I guess what I am saying here is while children do often desire the brand new toys/clothes that other children have, they don't need them, and oftentimes inexpensive gifts are treasured and enjoyed for more reasons besides that they are shiny. Also, when a child who's parents don't buy her every new shiny thing in the world does get something she *really* desires, it makes it all the more meaningful. There's a lesson in there.

Aelwyn said...

I have watched someone I dearly love give her boys everything, because she did not have much but hand-me-downs growing up. As a result, these young men have rarely been content, let alone happy. They get what they want, and then want more. They are young adults, but only one is even close to being responsible and self-sufficient. It is heartbreaking.

It is always a temptation to give your child "everything." But a wise parent once said about a student of mine, "I care more about her character than her happiness." Happiness is a momentary emotion. Character helps a child through a lifetime.

MarkyMark said...

Ladies,

I know that I've mentioned him before, but I'll repeat his name: Edward Bernays. Who is Edward Bernays? He's a psychologist who isn't that well known, though he should be, given his body of work. However, his uncle is known to almost everyone: Sigmund Freud.

Mr. Bernays' work dealt with using the mass media to influence and manipulate the masses. When Bernays was doing his work, radio was the first, instant mass medium, and businesses wanted to harness its power. Bernays showed them how.

He was responsible for the ad campaigns that got women smoking. Before that, it was mostly men who smoked. The tobacco companies, like all companies, wanted to increase their customer base; getting women in the fold would effectively DOUBLE their number of customers overnight-wow! Guess what ruse Bernays came up with to entice women to smoke cigarettes: liberation! They told women that, if they smoked, then they'd be liberated-wow...

I remember seeing a Google video series on Mr. Bernays; I watched a portion of Part I. There are four parts, and each is approximately an hour in length. I'd encourage all of you to watch them, so you can be better educated about marketers and their tricks...

MarkyMark

MarkyMark said...
▬▬▬▬▬▬▬▬▬▬
**WHAT TO WORK ON**:
[1] Translate this sentence from the comment thread on raising children into Spanish: "Happiness is a momentary emotion."
[2] According to the comment thread on raising children, who was Edward Bernays's uncle?
[3] Continue the comment thread on raising children from the point where it ends.
▬▬▬▬▬▬▬▬▬▬
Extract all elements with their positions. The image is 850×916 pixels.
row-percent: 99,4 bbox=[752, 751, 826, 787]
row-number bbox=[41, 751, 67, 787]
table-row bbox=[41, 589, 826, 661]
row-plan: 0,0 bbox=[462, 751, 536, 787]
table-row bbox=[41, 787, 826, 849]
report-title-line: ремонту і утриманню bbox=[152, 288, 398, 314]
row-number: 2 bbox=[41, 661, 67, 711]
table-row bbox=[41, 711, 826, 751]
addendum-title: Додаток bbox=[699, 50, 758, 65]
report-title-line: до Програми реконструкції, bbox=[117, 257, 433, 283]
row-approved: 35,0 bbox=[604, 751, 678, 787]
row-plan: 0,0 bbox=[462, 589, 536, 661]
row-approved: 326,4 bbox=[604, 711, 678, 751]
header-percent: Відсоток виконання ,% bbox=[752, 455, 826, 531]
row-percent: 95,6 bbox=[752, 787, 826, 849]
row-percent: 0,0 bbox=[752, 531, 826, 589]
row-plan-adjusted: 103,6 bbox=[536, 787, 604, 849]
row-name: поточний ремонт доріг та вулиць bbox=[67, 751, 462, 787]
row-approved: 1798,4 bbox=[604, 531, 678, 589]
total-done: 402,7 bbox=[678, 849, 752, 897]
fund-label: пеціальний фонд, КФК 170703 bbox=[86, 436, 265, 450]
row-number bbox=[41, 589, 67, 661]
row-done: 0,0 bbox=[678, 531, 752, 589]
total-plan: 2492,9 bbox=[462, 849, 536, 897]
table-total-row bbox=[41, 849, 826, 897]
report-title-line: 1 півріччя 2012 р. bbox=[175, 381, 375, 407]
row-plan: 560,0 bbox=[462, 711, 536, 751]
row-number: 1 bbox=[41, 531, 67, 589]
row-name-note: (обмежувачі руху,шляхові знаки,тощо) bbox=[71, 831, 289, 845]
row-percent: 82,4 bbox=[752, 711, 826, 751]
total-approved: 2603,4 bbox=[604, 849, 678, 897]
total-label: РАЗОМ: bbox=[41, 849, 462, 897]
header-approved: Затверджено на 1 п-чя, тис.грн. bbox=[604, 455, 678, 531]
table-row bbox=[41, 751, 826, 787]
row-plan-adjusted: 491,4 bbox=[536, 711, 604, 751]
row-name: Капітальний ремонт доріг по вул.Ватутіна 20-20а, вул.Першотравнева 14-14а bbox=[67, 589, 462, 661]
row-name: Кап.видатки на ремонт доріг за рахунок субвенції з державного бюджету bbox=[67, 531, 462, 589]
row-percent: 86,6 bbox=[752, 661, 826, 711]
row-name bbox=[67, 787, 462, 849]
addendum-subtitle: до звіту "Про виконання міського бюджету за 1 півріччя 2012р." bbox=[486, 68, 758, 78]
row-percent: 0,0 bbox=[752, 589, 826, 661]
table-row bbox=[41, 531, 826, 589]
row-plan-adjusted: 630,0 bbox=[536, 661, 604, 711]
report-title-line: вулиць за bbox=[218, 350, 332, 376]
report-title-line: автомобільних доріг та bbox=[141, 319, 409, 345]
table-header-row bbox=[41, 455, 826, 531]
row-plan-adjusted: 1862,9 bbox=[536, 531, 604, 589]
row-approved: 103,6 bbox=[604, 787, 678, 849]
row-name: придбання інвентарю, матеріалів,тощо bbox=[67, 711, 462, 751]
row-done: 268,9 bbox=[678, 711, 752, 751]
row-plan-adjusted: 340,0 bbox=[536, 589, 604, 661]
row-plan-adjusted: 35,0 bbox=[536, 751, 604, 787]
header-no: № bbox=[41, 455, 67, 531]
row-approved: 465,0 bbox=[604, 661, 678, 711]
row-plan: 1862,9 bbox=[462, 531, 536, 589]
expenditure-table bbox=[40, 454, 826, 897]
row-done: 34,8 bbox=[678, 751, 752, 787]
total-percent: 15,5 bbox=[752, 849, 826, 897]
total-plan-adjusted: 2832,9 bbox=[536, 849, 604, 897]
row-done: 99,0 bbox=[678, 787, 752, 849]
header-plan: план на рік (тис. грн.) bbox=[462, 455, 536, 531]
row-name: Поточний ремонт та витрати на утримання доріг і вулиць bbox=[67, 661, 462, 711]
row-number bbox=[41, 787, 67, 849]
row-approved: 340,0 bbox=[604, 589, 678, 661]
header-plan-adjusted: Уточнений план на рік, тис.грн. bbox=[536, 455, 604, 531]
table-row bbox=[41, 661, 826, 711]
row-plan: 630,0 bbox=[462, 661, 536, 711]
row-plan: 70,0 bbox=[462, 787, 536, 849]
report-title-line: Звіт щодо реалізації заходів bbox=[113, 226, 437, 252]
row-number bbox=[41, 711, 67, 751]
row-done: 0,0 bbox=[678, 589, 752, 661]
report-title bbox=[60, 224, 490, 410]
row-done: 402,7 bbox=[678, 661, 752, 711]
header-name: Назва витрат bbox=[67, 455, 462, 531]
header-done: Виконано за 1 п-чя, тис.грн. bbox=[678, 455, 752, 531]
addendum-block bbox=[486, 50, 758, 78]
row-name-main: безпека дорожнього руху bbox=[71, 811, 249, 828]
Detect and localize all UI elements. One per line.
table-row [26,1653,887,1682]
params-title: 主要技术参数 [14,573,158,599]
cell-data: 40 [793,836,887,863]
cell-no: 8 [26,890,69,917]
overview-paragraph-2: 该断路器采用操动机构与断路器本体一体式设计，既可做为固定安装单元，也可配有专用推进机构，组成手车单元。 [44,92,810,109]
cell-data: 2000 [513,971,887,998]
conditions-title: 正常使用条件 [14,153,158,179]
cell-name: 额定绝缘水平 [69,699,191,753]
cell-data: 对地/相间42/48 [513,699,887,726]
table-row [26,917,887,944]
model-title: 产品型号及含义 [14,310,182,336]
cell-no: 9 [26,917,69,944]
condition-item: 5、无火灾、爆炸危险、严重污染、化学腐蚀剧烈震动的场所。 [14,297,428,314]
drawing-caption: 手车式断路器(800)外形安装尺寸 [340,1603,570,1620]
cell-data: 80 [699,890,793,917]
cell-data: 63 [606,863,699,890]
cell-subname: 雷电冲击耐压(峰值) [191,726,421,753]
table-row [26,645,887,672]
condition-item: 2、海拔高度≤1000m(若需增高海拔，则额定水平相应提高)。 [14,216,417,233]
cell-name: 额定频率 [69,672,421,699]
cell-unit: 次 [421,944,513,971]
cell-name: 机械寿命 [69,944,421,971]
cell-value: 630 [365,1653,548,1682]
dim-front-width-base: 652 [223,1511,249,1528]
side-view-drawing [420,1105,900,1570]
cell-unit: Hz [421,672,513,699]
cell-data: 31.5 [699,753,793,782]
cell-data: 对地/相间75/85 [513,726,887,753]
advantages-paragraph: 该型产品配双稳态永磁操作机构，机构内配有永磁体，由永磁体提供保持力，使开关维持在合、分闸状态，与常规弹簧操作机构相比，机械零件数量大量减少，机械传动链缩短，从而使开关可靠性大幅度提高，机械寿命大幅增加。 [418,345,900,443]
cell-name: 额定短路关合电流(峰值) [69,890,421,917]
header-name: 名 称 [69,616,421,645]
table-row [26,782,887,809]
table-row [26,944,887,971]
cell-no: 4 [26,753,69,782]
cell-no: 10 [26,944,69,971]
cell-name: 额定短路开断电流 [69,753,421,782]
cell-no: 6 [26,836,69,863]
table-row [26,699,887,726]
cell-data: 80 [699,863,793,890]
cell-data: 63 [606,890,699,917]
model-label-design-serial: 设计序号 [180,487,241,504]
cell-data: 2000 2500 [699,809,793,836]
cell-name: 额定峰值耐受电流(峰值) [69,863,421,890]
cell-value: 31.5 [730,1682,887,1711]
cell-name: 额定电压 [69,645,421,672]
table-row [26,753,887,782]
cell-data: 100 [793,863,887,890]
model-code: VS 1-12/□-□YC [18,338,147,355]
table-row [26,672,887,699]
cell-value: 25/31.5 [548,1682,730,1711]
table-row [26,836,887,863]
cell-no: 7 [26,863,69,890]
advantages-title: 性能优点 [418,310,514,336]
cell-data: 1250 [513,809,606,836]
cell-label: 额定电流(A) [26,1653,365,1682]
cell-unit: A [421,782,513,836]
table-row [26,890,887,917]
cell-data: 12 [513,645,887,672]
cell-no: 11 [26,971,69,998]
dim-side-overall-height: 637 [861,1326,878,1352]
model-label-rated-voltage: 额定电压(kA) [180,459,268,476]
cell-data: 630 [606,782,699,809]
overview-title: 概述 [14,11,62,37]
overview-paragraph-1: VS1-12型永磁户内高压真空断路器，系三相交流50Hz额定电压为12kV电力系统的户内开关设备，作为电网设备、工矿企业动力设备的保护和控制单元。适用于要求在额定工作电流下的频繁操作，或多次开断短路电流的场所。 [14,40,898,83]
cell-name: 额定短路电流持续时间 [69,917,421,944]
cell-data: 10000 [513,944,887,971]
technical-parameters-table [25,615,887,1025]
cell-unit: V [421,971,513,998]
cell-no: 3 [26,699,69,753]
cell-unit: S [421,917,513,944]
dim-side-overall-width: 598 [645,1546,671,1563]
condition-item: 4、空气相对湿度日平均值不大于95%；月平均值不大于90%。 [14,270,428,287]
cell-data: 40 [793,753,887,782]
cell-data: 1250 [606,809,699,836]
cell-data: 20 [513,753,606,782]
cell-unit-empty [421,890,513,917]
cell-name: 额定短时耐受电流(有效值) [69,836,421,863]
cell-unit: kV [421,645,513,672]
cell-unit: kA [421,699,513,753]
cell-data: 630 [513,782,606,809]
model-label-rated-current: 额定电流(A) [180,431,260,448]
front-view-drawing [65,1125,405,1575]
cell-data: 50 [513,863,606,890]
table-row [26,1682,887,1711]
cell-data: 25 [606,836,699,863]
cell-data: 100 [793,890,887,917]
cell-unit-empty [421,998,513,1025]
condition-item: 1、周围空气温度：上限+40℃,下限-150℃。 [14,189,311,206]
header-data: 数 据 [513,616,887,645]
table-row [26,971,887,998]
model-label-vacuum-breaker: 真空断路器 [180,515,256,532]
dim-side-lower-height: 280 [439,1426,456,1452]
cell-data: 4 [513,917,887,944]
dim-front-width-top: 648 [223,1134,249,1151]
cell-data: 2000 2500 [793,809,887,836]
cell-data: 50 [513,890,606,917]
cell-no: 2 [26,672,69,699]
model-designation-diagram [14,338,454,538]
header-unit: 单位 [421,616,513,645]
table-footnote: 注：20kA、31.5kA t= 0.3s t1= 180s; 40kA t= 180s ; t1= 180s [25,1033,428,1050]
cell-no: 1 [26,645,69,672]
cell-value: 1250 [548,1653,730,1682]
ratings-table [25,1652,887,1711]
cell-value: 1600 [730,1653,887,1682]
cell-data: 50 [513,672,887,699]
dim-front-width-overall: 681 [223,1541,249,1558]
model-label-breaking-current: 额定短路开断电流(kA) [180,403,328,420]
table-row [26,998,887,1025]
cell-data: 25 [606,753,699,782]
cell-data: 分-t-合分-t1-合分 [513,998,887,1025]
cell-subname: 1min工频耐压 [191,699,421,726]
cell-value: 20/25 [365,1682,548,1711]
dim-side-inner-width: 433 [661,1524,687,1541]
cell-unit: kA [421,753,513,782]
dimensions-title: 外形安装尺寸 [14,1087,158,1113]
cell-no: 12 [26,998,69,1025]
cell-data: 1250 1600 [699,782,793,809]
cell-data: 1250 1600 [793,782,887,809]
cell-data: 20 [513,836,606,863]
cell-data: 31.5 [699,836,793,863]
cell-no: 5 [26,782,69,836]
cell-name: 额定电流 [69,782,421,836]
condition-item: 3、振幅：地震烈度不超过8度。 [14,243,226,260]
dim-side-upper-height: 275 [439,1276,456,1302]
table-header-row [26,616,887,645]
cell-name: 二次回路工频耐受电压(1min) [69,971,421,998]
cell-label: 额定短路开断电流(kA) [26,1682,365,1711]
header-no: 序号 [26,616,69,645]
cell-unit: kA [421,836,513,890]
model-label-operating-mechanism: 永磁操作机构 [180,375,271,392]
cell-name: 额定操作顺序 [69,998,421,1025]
▬▬▬▬▬▬▬▬▬▬
**ANSWERS BY ITEM**:
[1] La felicidad es una emoción momentánea.

[2] Sigmund Freud.

[3]
Ladies,

I found a video about Edward Bernays, and I just featured it in one of my posts. It's about Ed Bernays and women's liberation-interesting stuff! This video is only a few minutes long, so it won't take long to view it. Over the coming days and weeks, I'm going to be doing a SERIES on Mr. Bernays, and his impact on our lives. Thank you, and have a great night... :)

MarkyMark

MarkyMark said...

Ladies,

I remembered where to find those videos I mentioned above, and I'll post a link here now. The four part series is appropriately titled: "Century of the Self". You'll actually find a plethora of links on this page, so you'll need to scroll down some. The links are below a book cover that says, "Propaganda for Sheeple", and they're above a picture of the WTC disintegrating on 9/11. Check out all the videos, as they are quite educational. Thank you, and good night...

MarkyMark

Karen said...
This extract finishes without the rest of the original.